# START OF Records

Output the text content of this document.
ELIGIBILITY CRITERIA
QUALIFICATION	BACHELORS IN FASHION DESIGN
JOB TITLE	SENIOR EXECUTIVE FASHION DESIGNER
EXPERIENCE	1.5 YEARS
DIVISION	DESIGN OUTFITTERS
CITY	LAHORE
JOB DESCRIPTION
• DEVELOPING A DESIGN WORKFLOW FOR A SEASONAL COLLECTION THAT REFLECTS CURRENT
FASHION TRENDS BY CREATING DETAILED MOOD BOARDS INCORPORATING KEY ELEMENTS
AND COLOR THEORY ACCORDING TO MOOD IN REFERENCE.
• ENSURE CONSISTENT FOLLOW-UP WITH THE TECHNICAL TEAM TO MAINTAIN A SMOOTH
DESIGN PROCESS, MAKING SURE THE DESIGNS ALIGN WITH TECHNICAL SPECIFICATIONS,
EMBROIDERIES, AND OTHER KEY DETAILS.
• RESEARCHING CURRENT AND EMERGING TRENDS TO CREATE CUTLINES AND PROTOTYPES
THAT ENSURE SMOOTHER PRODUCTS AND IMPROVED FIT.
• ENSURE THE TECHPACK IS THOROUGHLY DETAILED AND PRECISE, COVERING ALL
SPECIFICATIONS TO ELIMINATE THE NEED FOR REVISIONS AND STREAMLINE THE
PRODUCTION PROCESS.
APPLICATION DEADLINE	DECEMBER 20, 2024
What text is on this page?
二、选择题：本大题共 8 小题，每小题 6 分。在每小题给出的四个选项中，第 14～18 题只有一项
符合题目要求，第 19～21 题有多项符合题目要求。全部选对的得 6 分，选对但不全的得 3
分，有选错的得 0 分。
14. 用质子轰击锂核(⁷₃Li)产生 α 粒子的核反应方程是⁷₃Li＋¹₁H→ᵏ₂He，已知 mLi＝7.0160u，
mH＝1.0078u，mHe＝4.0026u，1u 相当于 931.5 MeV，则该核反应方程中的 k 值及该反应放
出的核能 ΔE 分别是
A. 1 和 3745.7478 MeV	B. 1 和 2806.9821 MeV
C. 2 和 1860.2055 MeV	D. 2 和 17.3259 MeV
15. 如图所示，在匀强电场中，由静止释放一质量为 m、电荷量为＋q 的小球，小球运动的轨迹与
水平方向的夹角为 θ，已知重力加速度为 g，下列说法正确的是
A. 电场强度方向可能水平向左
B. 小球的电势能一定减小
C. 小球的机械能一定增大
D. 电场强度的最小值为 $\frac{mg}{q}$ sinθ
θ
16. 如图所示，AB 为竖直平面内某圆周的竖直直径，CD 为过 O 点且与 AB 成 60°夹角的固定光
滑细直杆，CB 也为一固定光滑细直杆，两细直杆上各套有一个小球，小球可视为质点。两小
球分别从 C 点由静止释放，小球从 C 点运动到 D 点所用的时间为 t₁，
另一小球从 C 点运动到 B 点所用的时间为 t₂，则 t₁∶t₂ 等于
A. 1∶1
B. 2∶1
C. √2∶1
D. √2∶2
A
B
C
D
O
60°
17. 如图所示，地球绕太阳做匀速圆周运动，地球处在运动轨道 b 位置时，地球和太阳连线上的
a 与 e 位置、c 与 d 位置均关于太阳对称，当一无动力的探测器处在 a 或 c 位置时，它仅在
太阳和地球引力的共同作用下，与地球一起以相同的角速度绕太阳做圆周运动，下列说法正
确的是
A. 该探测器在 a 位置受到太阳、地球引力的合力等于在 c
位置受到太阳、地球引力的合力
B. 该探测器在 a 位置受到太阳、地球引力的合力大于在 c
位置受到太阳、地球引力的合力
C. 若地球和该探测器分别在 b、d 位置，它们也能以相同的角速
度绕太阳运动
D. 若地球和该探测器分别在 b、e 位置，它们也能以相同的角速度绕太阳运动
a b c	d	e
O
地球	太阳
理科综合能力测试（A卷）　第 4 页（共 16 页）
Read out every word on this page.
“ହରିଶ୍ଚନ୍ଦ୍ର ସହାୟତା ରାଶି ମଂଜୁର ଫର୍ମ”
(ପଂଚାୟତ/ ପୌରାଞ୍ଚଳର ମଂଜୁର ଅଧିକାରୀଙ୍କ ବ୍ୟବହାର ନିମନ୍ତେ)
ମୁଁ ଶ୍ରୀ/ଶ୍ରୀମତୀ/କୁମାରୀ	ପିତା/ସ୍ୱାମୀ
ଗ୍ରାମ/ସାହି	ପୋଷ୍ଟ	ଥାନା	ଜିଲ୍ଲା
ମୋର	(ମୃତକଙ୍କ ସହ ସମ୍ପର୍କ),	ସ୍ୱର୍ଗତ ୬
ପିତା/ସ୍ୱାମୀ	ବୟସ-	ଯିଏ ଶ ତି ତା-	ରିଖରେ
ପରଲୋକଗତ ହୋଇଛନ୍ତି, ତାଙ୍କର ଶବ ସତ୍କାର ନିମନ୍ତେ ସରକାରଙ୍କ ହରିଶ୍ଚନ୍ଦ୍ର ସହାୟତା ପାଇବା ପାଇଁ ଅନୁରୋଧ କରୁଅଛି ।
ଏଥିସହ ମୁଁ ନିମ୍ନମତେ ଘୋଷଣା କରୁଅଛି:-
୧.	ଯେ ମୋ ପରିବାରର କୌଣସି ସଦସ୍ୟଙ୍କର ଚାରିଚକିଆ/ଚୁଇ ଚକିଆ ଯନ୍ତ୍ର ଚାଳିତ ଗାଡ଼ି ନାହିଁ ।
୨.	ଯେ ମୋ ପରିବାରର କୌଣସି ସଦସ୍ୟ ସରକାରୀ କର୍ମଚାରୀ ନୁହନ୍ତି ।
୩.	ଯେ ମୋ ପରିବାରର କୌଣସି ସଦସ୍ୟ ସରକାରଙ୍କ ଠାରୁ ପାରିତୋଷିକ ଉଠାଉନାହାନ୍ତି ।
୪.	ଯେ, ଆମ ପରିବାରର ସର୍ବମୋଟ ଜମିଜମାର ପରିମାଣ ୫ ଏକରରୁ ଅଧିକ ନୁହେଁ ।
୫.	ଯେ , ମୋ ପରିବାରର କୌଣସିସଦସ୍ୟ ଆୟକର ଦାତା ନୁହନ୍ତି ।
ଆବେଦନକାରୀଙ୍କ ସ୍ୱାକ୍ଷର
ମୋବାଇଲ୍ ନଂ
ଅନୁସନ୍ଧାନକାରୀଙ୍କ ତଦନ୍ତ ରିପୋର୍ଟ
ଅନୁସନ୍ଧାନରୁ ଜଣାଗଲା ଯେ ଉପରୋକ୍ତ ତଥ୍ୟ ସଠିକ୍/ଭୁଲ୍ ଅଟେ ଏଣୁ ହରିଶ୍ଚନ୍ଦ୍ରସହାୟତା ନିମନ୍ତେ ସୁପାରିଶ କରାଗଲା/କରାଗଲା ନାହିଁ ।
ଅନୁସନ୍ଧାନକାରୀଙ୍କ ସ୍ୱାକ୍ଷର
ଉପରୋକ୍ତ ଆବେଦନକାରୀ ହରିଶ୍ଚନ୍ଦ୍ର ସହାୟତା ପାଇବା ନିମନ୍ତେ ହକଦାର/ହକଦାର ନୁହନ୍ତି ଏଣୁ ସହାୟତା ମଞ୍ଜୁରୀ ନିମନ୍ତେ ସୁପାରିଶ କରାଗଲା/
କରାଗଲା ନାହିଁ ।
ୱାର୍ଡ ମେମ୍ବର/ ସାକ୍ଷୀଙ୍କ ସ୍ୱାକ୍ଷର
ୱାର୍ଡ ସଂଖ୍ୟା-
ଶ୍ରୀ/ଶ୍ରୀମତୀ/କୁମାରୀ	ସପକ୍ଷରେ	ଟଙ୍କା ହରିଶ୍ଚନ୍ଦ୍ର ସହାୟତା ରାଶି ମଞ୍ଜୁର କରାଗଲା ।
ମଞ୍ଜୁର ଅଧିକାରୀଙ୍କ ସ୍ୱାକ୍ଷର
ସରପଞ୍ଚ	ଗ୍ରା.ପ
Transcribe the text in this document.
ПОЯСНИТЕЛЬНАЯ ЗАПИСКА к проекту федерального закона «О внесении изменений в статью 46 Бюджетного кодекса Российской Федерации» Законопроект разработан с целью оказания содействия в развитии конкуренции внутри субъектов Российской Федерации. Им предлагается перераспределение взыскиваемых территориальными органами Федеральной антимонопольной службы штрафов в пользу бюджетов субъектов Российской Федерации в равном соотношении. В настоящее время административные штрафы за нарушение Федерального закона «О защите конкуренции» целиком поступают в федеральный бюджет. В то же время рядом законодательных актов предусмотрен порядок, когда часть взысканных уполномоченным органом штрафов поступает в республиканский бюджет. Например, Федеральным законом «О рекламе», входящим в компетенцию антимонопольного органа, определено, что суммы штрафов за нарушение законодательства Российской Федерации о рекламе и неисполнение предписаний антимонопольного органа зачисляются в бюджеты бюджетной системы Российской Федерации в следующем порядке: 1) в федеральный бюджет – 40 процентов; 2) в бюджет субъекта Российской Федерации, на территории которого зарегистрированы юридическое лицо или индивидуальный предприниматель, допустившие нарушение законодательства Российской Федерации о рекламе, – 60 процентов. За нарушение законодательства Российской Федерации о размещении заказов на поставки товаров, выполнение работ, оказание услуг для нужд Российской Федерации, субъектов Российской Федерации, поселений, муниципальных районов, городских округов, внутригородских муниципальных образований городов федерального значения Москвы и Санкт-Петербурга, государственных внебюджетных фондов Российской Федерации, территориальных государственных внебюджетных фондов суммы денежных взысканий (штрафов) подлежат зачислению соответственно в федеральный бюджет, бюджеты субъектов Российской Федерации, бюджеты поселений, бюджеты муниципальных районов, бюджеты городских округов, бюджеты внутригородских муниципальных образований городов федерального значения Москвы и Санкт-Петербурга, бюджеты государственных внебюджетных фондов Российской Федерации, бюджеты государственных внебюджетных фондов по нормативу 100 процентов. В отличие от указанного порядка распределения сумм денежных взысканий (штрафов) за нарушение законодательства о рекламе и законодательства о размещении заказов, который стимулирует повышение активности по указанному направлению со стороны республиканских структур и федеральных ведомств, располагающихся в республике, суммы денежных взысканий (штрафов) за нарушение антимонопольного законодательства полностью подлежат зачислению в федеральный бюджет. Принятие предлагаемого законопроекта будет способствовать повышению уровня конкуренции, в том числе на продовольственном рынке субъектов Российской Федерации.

# END OF Records

▶ **Your objective**: Search the data for "点运动到". Copy every matching line.

▶ **Written solution**:
球分别从 C 点由静止释放，小球从 C 点运动到 D 点所用的时间为 t₁，
另一小球从 C 点运动到 B 点所用的时间为 t₂，则 t₁∶t₂ 等于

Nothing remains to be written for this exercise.